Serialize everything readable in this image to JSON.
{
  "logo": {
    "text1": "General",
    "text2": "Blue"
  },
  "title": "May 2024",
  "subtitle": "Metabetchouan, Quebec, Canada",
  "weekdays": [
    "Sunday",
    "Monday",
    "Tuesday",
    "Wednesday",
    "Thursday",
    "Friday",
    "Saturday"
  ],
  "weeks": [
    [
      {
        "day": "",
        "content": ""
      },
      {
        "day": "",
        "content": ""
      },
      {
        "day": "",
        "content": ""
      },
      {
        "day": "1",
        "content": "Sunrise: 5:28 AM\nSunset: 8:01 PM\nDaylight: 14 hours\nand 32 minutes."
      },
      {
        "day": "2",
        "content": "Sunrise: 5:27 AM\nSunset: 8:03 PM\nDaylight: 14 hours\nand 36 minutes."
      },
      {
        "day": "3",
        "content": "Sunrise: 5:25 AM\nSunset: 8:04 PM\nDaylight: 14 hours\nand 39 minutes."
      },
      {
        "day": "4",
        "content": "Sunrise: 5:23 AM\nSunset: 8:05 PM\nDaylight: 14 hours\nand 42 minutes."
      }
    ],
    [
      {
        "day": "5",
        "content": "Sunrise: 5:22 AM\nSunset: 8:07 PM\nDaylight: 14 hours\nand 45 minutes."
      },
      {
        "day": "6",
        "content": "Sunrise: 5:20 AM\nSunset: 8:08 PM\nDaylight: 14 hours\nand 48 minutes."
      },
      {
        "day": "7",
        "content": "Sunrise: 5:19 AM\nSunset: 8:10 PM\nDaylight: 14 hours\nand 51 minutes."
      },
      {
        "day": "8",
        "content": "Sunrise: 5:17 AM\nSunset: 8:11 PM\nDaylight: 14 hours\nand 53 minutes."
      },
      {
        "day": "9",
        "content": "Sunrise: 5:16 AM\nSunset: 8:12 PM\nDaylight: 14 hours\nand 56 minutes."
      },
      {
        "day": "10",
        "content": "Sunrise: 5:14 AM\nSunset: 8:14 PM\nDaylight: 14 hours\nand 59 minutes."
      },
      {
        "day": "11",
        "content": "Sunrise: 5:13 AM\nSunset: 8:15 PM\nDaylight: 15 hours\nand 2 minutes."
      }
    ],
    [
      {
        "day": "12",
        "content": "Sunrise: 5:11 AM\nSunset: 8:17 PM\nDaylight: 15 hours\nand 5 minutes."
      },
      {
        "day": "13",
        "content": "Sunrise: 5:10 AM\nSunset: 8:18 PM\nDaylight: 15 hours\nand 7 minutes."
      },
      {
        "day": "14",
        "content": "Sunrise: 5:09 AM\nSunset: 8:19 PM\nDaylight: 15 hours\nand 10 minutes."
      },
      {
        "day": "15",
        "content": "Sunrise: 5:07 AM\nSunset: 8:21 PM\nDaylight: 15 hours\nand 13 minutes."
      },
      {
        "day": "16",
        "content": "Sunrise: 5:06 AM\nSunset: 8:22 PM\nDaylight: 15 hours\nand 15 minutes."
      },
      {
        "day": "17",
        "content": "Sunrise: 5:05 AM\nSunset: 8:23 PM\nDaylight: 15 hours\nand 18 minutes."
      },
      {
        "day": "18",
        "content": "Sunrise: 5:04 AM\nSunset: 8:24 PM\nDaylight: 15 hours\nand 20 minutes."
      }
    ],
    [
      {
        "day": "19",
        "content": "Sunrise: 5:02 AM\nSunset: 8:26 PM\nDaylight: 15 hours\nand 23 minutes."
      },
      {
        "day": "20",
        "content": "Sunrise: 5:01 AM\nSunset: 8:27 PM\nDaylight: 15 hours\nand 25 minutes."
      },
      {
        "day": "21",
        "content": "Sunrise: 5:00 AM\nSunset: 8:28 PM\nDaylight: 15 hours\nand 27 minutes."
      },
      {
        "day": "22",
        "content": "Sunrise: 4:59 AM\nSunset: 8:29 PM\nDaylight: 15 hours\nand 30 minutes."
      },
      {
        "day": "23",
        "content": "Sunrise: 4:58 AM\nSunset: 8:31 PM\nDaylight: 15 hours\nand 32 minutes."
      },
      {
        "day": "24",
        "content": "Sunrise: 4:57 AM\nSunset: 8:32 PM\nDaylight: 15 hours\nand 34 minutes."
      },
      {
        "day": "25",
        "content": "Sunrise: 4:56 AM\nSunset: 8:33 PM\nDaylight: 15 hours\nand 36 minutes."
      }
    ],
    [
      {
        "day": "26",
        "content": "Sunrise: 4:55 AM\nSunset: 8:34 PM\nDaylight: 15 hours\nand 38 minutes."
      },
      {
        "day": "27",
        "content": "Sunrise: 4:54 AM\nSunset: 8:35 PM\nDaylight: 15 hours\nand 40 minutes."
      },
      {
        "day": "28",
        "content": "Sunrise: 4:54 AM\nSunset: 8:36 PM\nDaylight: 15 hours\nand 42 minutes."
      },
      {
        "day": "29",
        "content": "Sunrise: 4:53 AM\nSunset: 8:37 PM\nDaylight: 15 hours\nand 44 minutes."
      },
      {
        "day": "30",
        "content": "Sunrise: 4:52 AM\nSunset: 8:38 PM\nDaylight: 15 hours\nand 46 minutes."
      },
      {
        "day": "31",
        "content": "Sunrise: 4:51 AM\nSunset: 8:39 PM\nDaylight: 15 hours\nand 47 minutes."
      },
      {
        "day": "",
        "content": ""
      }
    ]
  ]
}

Required work –
Output every entry shown above, exactly.

Answer to the task –
Serialize everything readable in this image to JSON.
{
  "logo": {
    "text1": "General",
    "text2": "Blue"
  },
  "title": "May 2024",
  "subtitle": "Metabetchouan, Quebec, Canada",
  "weekdays": [
    "Sunday",
    "Monday",
    "Tuesday",
    "Wednesday",
    "Thursday",
    "Friday",
    "Saturday"
  ],
  "weeks": [
    [
      {
        "day": "",
        "content": ""
      },
      {
        "day": "",
        "content": ""
      },
      {
        "day": "",
        "content": ""
      },
      {
        "day": "1",
        "content": "Sunrise: 5:28 AM\nSunset: 8:01 PM\nDaylight: 14 hours\nand 32 minutes."
      },
      {
        "day": "2",
        "content": "Sunrise: 5:27 AM\nSunset: 8:03 PM\nDaylight: 14 hours\nand 36 minutes."
      },
      {
        "day": "3",
        "content": "Sunrise: 5:25 AM\nSunset: 8:04 PM\nDaylight: 14 hours\nand 39 minutes."
      },
      {
        "day": "4",
        "content": "Sunrise: 5:23 AM\nSunset: 8:05 PM\nDaylight: 14 hours\nand 42 minutes."
      }
    ],
    [
      {
        "day": "5",
        "content": "Sunrise: 5:22 AM\nSunset: 8:07 PM\nDaylight: 14 hours\nand 45 minutes."
      },
      {
        "day": "6",
        "content": "Sunrise: 5:20 AM\nSunset: 8:08 PM\nDaylight: 14 hours\nand 48 minutes."
      },
      {
        "day": "7",
        "content": "Sunrise: 5:19 AM\nSunset: 8:10 PM\nDaylight: 14 hours\nand 51 minutes."
      },
      {
        "day": "8",
        "content": "Sunrise: 5:17 AM\nSunset: 8:11 PM\nDaylight: 14 hours\nand 53 minutes."
      },
      {
        "day": "9",
        "content": "Sunrise: 5:16 AM\nSunset: 8:12 PM\nDaylight: 14 hours\nand 56 minutes."
      },
      {
        "day": "10",
        "content": "Sunrise: 5:14 AM\nSunset: 8:14 PM\nDaylight: 14 hours\nand 59 minutes."
      },
      {
        "day": "11",
        "content": "Sunrise: 5:13 AM\nSunset: 8:15 PM\nDaylight: 15 hours\nand 2 minutes."
      }
    ],
    [
      {
        "day": "12",
        "content": "Sunrise: 5:11 AM\nSunset: 8:17 PM\nDaylight: 15 hours\nand 5 minutes."
      },
      {
        "day": "13",
        "content": "Sunrise: 5:10 AM\nSunset: 8:18 PM\nDaylight: 15 hours\nand 7 minutes."
      },
      {
        "day": "14",
        "content": "Sunrise: 5:09 AM\nSunset: 8:19 PM\nDaylight: 15 hours\nand 10 minutes."
      },
      {
        "day": "15",
        "content": "Sunrise: 5:07 AM\nSunset: 8:21 PM\nDaylight: 15 hours\nand 13 minutes."
      },
      {
        "day": "16",
        "content": "Sunrise: 5:06 AM\nSunset: 8:22 PM\nDaylight: 15 hours\nand 15 minutes."
      },
      {
        "day": "17",
        "content": "Sunrise: 5:05 AM\nSunset: 8:23 PM\nDaylight: 15 hours\nand 18 minutes."
      },
      {
        "day": "18",
        "content": "Sunrise: 5:04 AM\nSunset: 8:24 PM\nDaylight: 15 hours\nand 20 minutes."
      }
    ],
    [
      {
        "day": "19",
        "content": "Sunrise: 5:02 AM\nSunset: 8:26 PM\nDaylight: 15 hours\nand 23 minutes."
      },
      {
        "day": "20",
        "content": "Sunrise: 5:01 AM\nSunset: 8:27 PM\nDaylight: 15 hours\nand 25 minutes."
      },
      {
        "day": "21",
        "content": "Sunrise: 5:00 AM\nSunset: 8:28 PM\nDaylight: 15 hours\nand 27 minutes."
      },
      {
        "day": "22",
        "content": "Sunrise: 4:59 AM\nSunset: 8:29 PM\nDaylight: 15 hours\nand 30 minutes."
      },
      {
        "day": "23",
        "content": "Sunrise: 4:58 AM\nSunset: 8:31 PM\nDaylight: 15 hours\nand 32 minutes."
      },
      {
        "day": "24",
        "content": "Sunrise: 4:57 AM\nSunset: 8:32 PM\nDaylight: 15 hours\nand 34 minutes."
      },
      {
        "day": "25",
        "content": "Sunrise: 4:56 AM\nSunset: 8:33 PM\nDaylight: 15 hours\nand 36 minutes."
      }
    ],
    [
      {
        "day": "26",
        "content": "Sunrise: 4:55 AM\nSunset: 8:34 PM\nDaylight: 15 hours\nand 38 minutes."
      },
      {
        "day": "27",
        "content": "Sunrise: 4:54 AM\nSunset: 8:35 PM\nDaylight: 15 hours\nand 40 minutes."
      },
      {
        "day": "28",
        "content": "Sunrise: 4:54 AM\nSunset: 8:36 PM\nDaylight: 15 hours\nand 42 minutes."
      },
      {
        "day": "29",
        "content": "Sunrise: 4:53 AM\nSunset: 8:37 PM\nDaylight: 15 hours\nand 44 minutes."
      },
      {
        "day": "30",
        "content": "Sunrise: 4:52 AM\nSunset: 8:38 PM\nDaylight: 15 hours\nand 46 minutes."
      },
      {
        "day": "31",
        "content": "Sunrise: 4:51 AM\nSunset: 8:39 PM\nDaylight: 15 hours\nand 47 minutes."
      },
      {
        "day": "",
        "content": ""
      }
    ]
  ]
}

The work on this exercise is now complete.